- Data entries:
+++
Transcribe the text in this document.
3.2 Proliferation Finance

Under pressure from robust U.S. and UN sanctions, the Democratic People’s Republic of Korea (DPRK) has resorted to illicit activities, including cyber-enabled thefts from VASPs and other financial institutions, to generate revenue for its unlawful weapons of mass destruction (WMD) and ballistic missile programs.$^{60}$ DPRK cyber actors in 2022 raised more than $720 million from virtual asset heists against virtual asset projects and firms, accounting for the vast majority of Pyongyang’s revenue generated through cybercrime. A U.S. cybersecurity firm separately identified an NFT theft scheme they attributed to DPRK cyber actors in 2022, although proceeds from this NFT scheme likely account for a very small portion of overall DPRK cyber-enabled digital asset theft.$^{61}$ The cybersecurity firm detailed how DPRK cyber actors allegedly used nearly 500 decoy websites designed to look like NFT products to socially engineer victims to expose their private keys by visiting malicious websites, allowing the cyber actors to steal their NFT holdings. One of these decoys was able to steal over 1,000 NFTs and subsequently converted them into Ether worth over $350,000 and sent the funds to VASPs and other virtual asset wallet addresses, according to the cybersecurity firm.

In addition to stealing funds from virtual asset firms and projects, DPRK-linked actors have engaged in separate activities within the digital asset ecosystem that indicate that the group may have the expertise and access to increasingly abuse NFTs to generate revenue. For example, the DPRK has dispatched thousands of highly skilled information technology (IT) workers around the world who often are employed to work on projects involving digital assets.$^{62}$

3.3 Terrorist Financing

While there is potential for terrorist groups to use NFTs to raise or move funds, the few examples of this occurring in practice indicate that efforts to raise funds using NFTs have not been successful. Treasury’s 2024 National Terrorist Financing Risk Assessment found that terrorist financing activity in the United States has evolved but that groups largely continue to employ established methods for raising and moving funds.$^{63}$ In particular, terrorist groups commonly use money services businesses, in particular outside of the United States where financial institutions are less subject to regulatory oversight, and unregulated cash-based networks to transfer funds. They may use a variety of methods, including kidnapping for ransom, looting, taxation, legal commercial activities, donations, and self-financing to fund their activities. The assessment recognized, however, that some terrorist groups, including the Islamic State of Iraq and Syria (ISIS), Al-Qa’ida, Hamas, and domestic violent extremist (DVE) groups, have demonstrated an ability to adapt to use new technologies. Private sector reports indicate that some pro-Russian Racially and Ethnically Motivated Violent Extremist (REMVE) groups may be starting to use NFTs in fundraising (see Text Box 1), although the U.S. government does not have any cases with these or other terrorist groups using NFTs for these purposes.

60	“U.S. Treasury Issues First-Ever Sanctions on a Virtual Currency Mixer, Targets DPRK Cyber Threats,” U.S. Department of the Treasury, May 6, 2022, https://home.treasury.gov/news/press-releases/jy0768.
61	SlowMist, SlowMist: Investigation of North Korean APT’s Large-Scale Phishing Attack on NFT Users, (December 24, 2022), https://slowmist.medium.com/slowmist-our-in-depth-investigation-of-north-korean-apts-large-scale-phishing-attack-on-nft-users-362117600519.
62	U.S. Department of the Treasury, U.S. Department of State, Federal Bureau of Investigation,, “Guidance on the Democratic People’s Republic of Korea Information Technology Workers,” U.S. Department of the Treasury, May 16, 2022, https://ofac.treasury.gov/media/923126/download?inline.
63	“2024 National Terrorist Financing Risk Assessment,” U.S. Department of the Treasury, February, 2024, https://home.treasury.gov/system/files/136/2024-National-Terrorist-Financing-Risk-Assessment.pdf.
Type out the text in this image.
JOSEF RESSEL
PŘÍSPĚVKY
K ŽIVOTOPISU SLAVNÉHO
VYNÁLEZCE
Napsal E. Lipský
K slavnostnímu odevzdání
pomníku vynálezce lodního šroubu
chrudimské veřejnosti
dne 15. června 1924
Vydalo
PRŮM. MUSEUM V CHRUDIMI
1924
+++
- Given exercise:
Copy out the full material exactly as it appears.

- Solution for this problem:
Transcribe the text in this document.
3.2 Proliferation Finance

Under pressure from robust U.S. and UN sanctions, the Democratic People’s Republic of Korea (DPRK) has resorted to illicit activities, including cyber-enabled thefts from VASPs and other financial institutions, to generate revenue for its unlawful weapons of mass destruction (WMD) and ballistic missile programs.$^{60}$ DPRK cyber actors in 2022 raised more than $720 million from virtual asset heists against virtual asset projects and firms, accounting for the vast majority of Pyongyang’s revenue generated through cybercrime. A U.S. cybersecurity firm separately identified an NFT theft scheme they attributed to DPRK cyber actors in 2022, although proceeds from this NFT scheme likely account for a very small portion of overall DPRK cyber-enabled digital asset theft.$^{61}$ The cybersecurity firm detailed how DPRK cyber actors allegedly used nearly 500 decoy websites designed to look like NFT products to socially engineer victims to expose their private keys by visiting malicious websites, allowing the cyber actors to steal their NFT holdings. One of these decoys was able to steal over 1,000 NFTs and subsequently converted them into Ether worth over $350,000 and sent the funds to VASPs and other virtual asset wallet addresses, according to the cybersecurity firm.

In addition to stealing funds from virtual asset firms and projects, DPRK-linked actors have engaged in separate activities within the digital asset ecosystem that indicate that the group may have the expertise and access to increasingly abuse NFTs to generate revenue. For example, the DPRK has dispatched thousands of highly skilled information technology (IT) workers around the world who often are employed to work on projects involving digital assets.$^{62}$

3.3 Terrorist Financing

While there is potential for terrorist groups to use NFTs to raise or move funds, the few examples of this occurring in practice indicate that efforts to raise funds using NFTs have not been successful. Treasury’s 2024 National Terrorist Financing Risk Assessment found that terrorist financing activity in the United States has evolved but that groups largely continue to employ established methods for raising and moving funds.$^{63}$ In particular, terrorist groups commonly use money services businesses, in particular outside of the United States where financial institutions are less subject to regulatory oversight, and unregulated cash-based networks to transfer funds. They may use a variety of methods, including kidnapping for ransom, looting, taxation, legal commercial activities, donations, and self-financing to fund their activities. The assessment recognized, however, that some terrorist groups, including the Islamic State of Iraq and Syria (ISIS), Al-Qa’ida, Hamas, and domestic violent extremist (DVE) groups, have demonstrated an ability to adapt to use new technologies. Private sector reports indicate that some pro-Russian Racially and Ethnically Motivated Violent Extremist (REMVE) groups may be starting to use NFTs in fundraising (see Text Box 1), although the U.S. government does not have any cases with these or other terrorist groups using NFTs for these purposes.

60	“U.S. Treasury Issues First-Ever Sanctions on a Virtual Currency Mixer, Targets DPRK Cyber Threats,” U.S. Department of the Treasury, May 6, 2022, https://home.treasury.gov/news/press-releases/jy0768.
61	SlowMist, SlowMist: Investigation of North Korean APT’s Large-Scale Phishing Attack on NFT Users, (December 24, 2022), https://slowmist.medium.com/slowmist-our-in-depth-investigation-of-north-korean-apts-large-scale-phishing-attack-on-nft-users-362117600519.
62	U.S. Department of the Treasury, U.S. Department of State, Federal Bureau of Investigation,, “Guidance on the Democratic People’s Republic of Korea Information Technology Workers,” U.S. Department of the Treasury, May 16, 2022, https://ofac.treasury.gov/media/923126/download?inline.
63	“2024 National Terrorist Financing Risk Assessment,” U.S. Department of the Treasury, February, 2024, https://home.treasury.gov/system/files/136/2024-National-Terrorist-Financing-Risk-Assessment.pdf.
Type out the text in this image.
JOSEF RESSEL
PŘÍSPĚVKY
K ŽIVOTOPISU SLAVNÉHO
VYNÁLEZCE
Napsal E. Lipský
K slavnostnímu odevzdání
pomníku vynálezce lodního šroubu
chrudimské veřejnosti
dne 15. června 1924
Vydalo
PRŮM. MUSEUM V CHRUDIMI
1924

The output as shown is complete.